* **What the exercise asks**:
Below are the entries; state how many of their lines contain the string "JSON", and nothing more.

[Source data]

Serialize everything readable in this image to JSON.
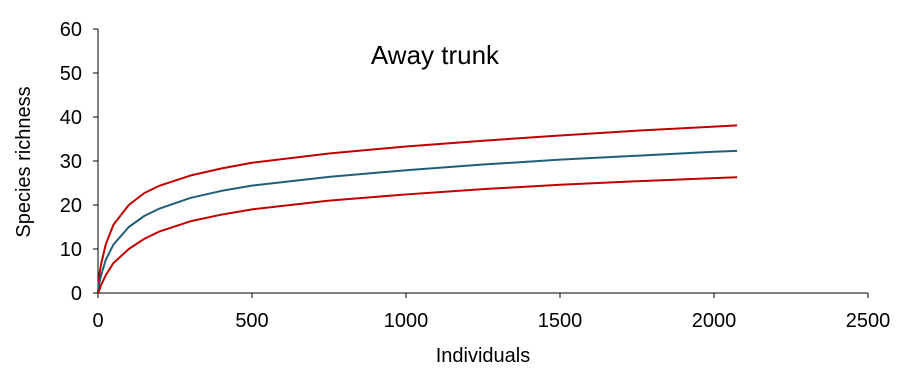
{
  "chart_data": {
    "type": "line",
    "title": "Away trunk",
    "xlabel": "Individuals",
    "ylabel": "Species richness",
    "xlim": [
      0,
      2500
    ],
    "ylim": [
      0,
      60
    ],
    "x_ticks": [
      "0",
      "500",
      "1000",
      "1500",
      "2000",
      "2500"
    ],
    "y_ticks": [
      "0",
      "10",
      "20",
      "30",
      "40",
      "50",
      "60"
    ],
    "grid": false,
    "legend": "none",
    "x": [
      0,
      5,
      10,
      25,
      50,
      100,
      150,
      200,
      300,
      400,
      500,
      750,
      1000,
      1250,
      1500,
      1750,
      2000,
      2075
    ],
    "series": [
      {
        "color": "#c00000",
        "values": [
          0,
          4.5,
          6.5,
          11,
          15.5,
          20,
          22.7,
          24.4,
          26.7,
          28.3,
          29.6,
          31.7,
          33.3,
          34.6,
          35.8,
          36.9,
          37.8,
          38.1
        ]
      },
      {
        "color": "#1f5f7a",
        "values": [
          0,
          2.5,
          4,
          7.5,
          11,
          15,
          17.5,
          19.2,
          21.6,
          23.2,
          24.4,
          26.4,
          27.9,
          29.2,
          30.3,
          31.2,
          32.1,
          32.3
        ]
      },
      {
        "color": "#c00000",
        "values": [
          0,
          0.8,
          1.8,
          4,
          6.8,
          10,
          12.3,
          14,
          16.3,
          17.8,
          19,
          21,
          22.4,
          23.6,
          24.6,
          25.4,
          26.1,
          26.3
        ]
      }
    ]
  }
}
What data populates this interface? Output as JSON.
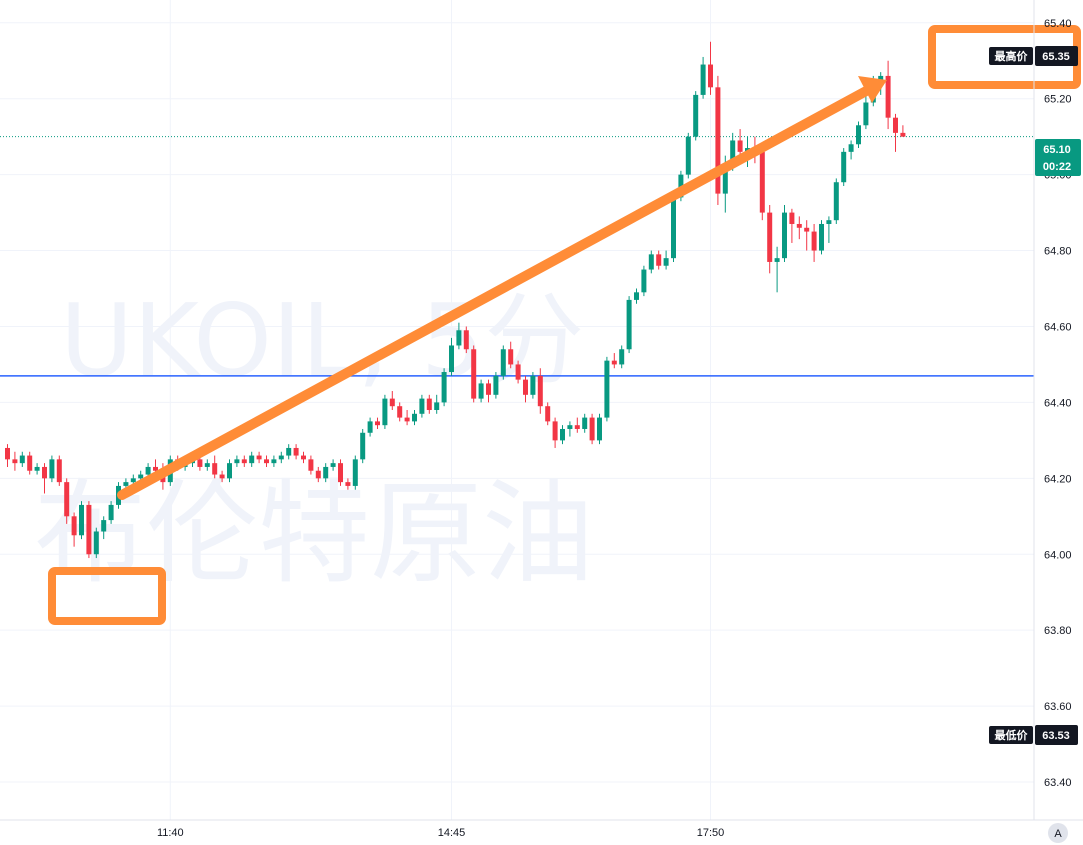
{
  "chart": {
    "watermark_symbol": "UKOIL, 5分",
    "watermark_name": "布伦特原油",
    "high_label": "最高价",
    "high_value": "65.35",
    "low_label": "最低价",
    "low_value": "63.53",
    "last_price": "65.10",
    "countdown": "00:22",
    "auto_scale_label": "A"
  },
  "colors": {
    "up": "#089981",
    "down": "#f23645",
    "level_line": "#2962ff",
    "annotation": "#ff8c37",
    "badge_dark": "#131722",
    "price_badge": "#089981"
  },
  "chart_data": {
    "type": "candlestick",
    "y_ticks": [
      "65.40",
      "65.20",
      "65.00",
      "64.80",
      "64.60",
      "64.40",
      "64.20",
      "64.00",
      "63.80",
      "63.60",
      "63.40"
    ],
    "ylim": [
      63.3,
      65.46
    ],
    "x_ticks": [
      {
        "label": "11:40",
        "index": 22
      },
      {
        "label": "14:45",
        "index": 60
      },
      {
        "label": "17:50",
        "index": 95
      }
    ],
    "horizontal_level": 64.47,
    "last_price": 65.1,
    "candles": [
      [
        64.28,
        64.29,
        64.23,
        64.25
      ],
      [
        64.25,
        64.27,
        64.22,
        64.24
      ],
      [
        64.24,
        64.27,
        64.23,
        64.26
      ],
      [
        64.26,
        64.27,
        64.21,
        64.22
      ],
      [
        64.22,
        64.24,
        64.21,
        64.23
      ],
      [
        64.23,
        64.24,
        64.16,
        64.2
      ],
      [
        64.2,
        64.26,
        64.19,
        64.25
      ],
      [
        64.25,
        64.26,
        64.18,
        64.19
      ],
      [
        64.19,
        64.2,
        64.08,
        64.1
      ],
      [
        64.1,
        64.11,
        64.02,
        64.05
      ],
      [
        64.05,
        64.14,
        64.04,
        64.13
      ],
      [
        64.13,
        64.14,
        63.99,
        64.0
      ],
      [
        64.0,
        64.07,
        63.99,
        64.06
      ],
      [
        64.06,
        64.1,
        64.04,
        64.09
      ],
      [
        64.09,
        64.14,
        64.08,
        64.13
      ],
      [
        64.13,
        64.19,
        64.12,
        64.18
      ],
      [
        64.18,
        64.2,
        64.16,
        64.19
      ],
      [
        64.19,
        64.21,
        64.18,
        64.2
      ],
      [
        64.2,
        64.22,
        64.19,
        64.21
      ],
      [
        64.21,
        64.24,
        64.2,
        64.23
      ],
      [
        64.23,
        64.25,
        64.21,
        64.22
      ],
      [
        64.22,
        64.24,
        64.17,
        64.19
      ],
      [
        64.19,
        64.26,
        64.18,
        64.25
      ],
      [
        64.25,
        64.26,
        64.22,
        64.23
      ],
      [
        64.23,
        64.25,
        64.22,
        64.24
      ],
      [
        64.24,
        64.26,
        64.23,
        64.25
      ],
      [
        64.25,
        64.26,
        64.22,
        64.23
      ],
      [
        64.23,
        64.25,
        64.22,
        64.24
      ],
      [
        64.24,
        64.26,
        64.2,
        64.21
      ],
      [
        64.21,
        64.22,
        64.19,
        64.2
      ],
      [
        64.2,
        64.25,
        64.19,
        64.24
      ],
      [
        64.24,
        64.26,
        64.23,
        64.25
      ],
      [
        64.25,
        64.26,
        64.23,
        64.24
      ],
      [
        64.24,
        64.27,
        64.23,
        64.26
      ],
      [
        64.26,
        64.27,
        64.24,
        64.25
      ],
      [
        64.25,
        64.26,
        64.23,
        64.24
      ],
      [
        64.24,
        64.26,
        64.23,
        64.25
      ],
      [
        64.25,
        64.27,
        64.24,
        64.26
      ],
      [
        64.26,
        64.29,
        64.25,
        64.28
      ],
      [
        64.28,
        64.29,
        64.25,
        64.26
      ],
      [
        64.26,
        64.27,
        64.24,
        64.25
      ],
      [
        64.25,
        64.26,
        64.21,
        64.22
      ],
      [
        64.22,
        64.23,
        64.19,
        64.2
      ],
      [
        64.2,
        64.24,
        64.19,
        64.23
      ],
      [
        64.23,
        64.25,
        64.22,
        64.24
      ],
      [
        64.24,
        64.25,
        64.18,
        64.19
      ],
      [
        64.19,
        64.2,
        64.17,
        64.18
      ],
      [
        64.18,
        64.26,
        64.17,
        64.25
      ],
      [
        64.25,
        64.33,
        64.24,
        64.32
      ],
      [
        64.32,
        64.36,
        64.31,
        64.35
      ],
      [
        64.35,
        64.36,
        64.33,
        64.34
      ],
      [
        64.34,
        64.42,
        64.33,
        64.41
      ],
      [
        64.41,
        64.43,
        64.38,
        64.39
      ],
      [
        64.39,
        64.4,
        64.35,
        64.36
      ],
      [
        64.36,
        64.38,
        64.34,
        64.35
      ],
      [
        64.35,
        64.38,
        64.34,
        64.37
      ],
      [
        64.37,
        64.42,
        64.36,
        64.41
      ],
      [
        64.41,
        64.42,
        64.37,
        64.38
      ],
      [
        64.38,
        64.42,
        64.37,
        64.4
      ],
      [
        64.4,
        64.49,
        64.39,
        64.48
      ],
      [
        64.48,
        64.57,
        64.47,
        64.55
      ],
      [
        64.55,
        64.61,
        64.54,
        64.59
      ],
      [
        64.59,
        64.6,
        64.53,
        64.54
      ],
      [
        64.54,
        64.55,
        64.4,
        64.41
      ],
      [
        64.41,
        64.46,
        64.4,
        64.45
      ],
      [
        64.45,
        64.46,
        64.4,
        64.42
      ],
      [
        64.42,
        64.48,
        64.41,
        64.47
      ],
      [
        64.47,
        64.55,
        64.46,
        64.54
      ],
      [
        64.54,
        64.56,
        64.49,
        64.5
      ],
      [
        64.5,
        64.51,
        64.45,
        64.46
      ],
      [
        64.46,
        64.47,
        64.4,
        64.42
      ],
      [
        64.42,
        64.48,
        64.41,
        64.47
      ],
      [
        64.47,
        64.49,
        64.37,
        64.39
      ],
      [
        64.39,
        64.4,
        64.34,
        64.35
      ],
      [
        64.35,
        64.36,
        64.28,
        64.3
      ],
      [
        64.3,
        64.34,
        64.29,
        64.33
      ],
      [
        64.33,
        64.35,
        64.31,
        64.34
      ],
      [
        64.34,
        64.36,
        64.32,
        64.33
      ],
      [
        64.33,
        64.37,
        64.32,
        64.36
      ],
      [
        64.36,
        64.37,
        64.29,
        64.3
      ],
      [
        64.3,
        64.37,
        64.29,
        64.36
      ],
      [
        64.36,
        64.52,
        64.35,
        64.51
      ],
      [
        64.51,
        64.53,
        64.49,
        64.5
      ],
      [
        64.5,
        64.55,
        64.49,
        64.54
      ],
      [
        64.54,
        64.68,
        64.53,
        64.67
      ],
      [
        64.67,
        64.7,
        64.66,
        64.69
      ],
      [
        64.69,
        64.76,
        64.68,
        64.75
      ],
      [
        64.75,
        64.8,
        64.74,
        64.79
      ],
      [
        64.79,
        64.8,
        64.75,
        64.76
      ],
      [
        64.76,
        64.8,
        64.75,
        64.78
      ],
      [
        64.78,
        64.95,
        64.77,
        64.94
      ],
      [
        64.94,
        65.01,
        64.93,
        65.0
      ],
      [
        65.0,
        65.11,
        64.99,
        65.1
      ],
      [
        65.1,
        65.22,
        65.09,
        65.21
      ],
      [
        65.21,
        65.31,
        65.2,
        65.29
      ],
      [
        65.29,
        65.35,
        65.21,
        65.23
      ],
      [
        65.23,
        65.26,
        64.92,
        64.95
      ],
      [
        64.95,
        65.05,
        64.9,
        65.02
      ],
      [
        65.02,
        65.11,
        65.01,
        65.09
      ],
      [
        65.09,
        65.12,
        65.04,
        65.06
      ],
      [
        65.06,
        65.1,
        65.02,
        65.07
      ],
      [
        65.07,
        65.1,
        65.03,
        65.06
      ],
      [
        65.06,
        65.08,
        64.88,
        64.9
      ],
      [
        64.9,
        64.92,
        64.74,
        64.77
      ],
      [
        64.77,
        64.81,
        64.69,
        64.78
      ],
      [
        64.78,
        64.92,
        64.77,
        64.9
      ],
      [
        64.9,
        64.91,
        64.82,
        64.87
      ],
      [
        64.87,
        64.89,
        64.83,
        64.86
      ],
      [
        64.86,
        64.88,
        64.8,
        64.85
      ],
      [
        64.85,
        64.87,
        64.77,
        64.8
      ],
      [
        64.8,
        64.88,
        64.79,
        64.87
      ],
      [
        64.87,
        64.89,
        64.82,
        64.88
      ],
      [
        64.88,
        64.99,
        64.87,
        64.98
      ],
      [
        64.98,
        65.07,
        64.97,
        65.06
      ],
      [
        65.06,
        65.09,
        65.04,
        65.08
      ],
      [
        65.08,
        65.14,
        65.07,
        65.13
      ],
      [
        65.13,
        65.21,
        65.12,
        65.19
      ],
      [
        65.19,
        65.26,
        65.18,
        65.25
      ],
      [
        65.25,
        65.27,
        65.21,
        65.26
      ],
      [
        65.26,
        65.3,
        65.12,
        65.15
      ],
      [
        65.15,
        65.16,
        65.06,
        65.11
      ],
      [
        65.11,
        65.13,
        65.1,
        65.1
      ]
    ]
  }
}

* **Output of the exercise**:
2